**Given instruction**
Pull every "technical" line out of the data below.

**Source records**
════════
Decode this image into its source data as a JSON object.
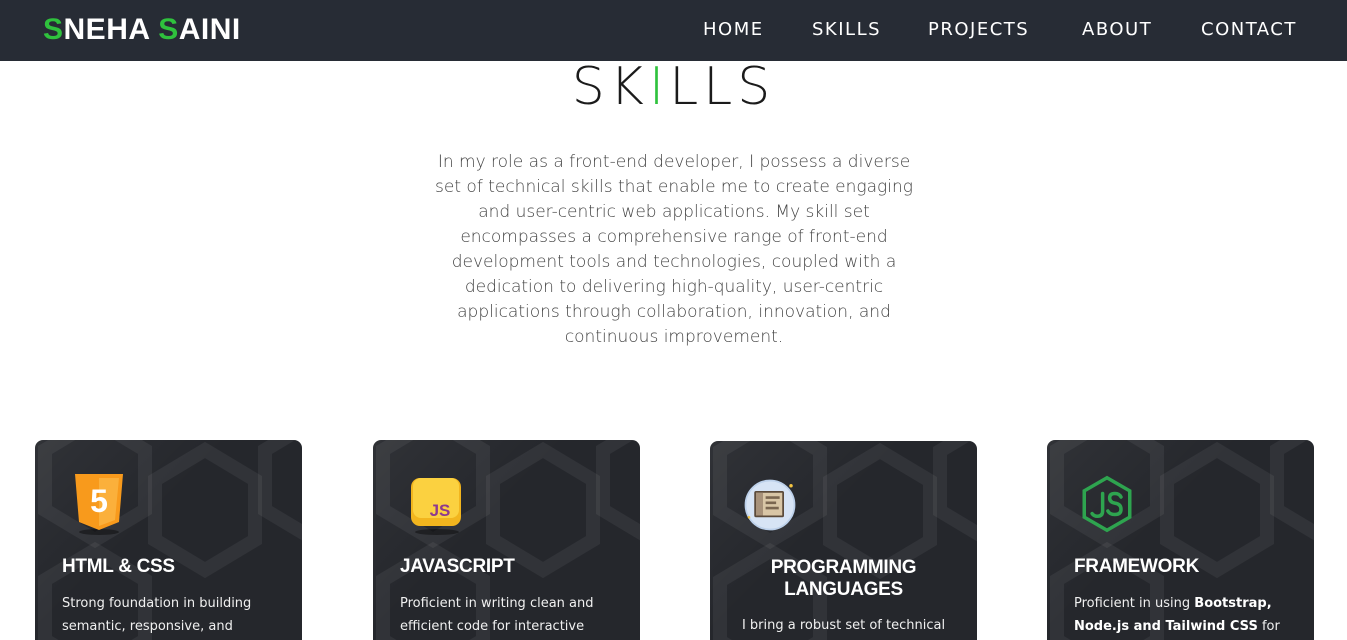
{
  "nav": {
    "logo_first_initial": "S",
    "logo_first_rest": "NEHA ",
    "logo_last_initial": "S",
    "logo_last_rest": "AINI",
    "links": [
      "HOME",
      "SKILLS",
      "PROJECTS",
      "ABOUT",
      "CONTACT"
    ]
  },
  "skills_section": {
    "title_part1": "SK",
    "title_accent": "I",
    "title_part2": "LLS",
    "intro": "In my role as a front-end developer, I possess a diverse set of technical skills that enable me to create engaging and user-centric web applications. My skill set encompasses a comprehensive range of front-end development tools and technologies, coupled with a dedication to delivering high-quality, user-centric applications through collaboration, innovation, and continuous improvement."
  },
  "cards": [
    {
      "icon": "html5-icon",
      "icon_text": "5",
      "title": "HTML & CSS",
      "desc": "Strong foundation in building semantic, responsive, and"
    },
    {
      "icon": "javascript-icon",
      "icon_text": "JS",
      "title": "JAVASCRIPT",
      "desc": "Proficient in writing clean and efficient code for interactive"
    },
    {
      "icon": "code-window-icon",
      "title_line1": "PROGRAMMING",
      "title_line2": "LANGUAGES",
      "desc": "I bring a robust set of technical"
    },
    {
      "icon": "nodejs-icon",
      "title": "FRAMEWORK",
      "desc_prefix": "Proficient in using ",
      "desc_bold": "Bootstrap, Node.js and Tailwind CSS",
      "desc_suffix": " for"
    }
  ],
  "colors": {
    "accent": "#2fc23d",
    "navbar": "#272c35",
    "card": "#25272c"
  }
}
════════
**Full answer**
    "intro": "In my role as a front-end developer, I possess a diverse set of technical skills that enable me to create engaging and user-centric web applications. My skill set encompasses a comprehensive range of front-end development tools and technologies, coupled with a dedication to delivering high-quality, user-centric applications through collaboration, innovation, and continuous improvement."
      "desc": "I bring a robust set of technical"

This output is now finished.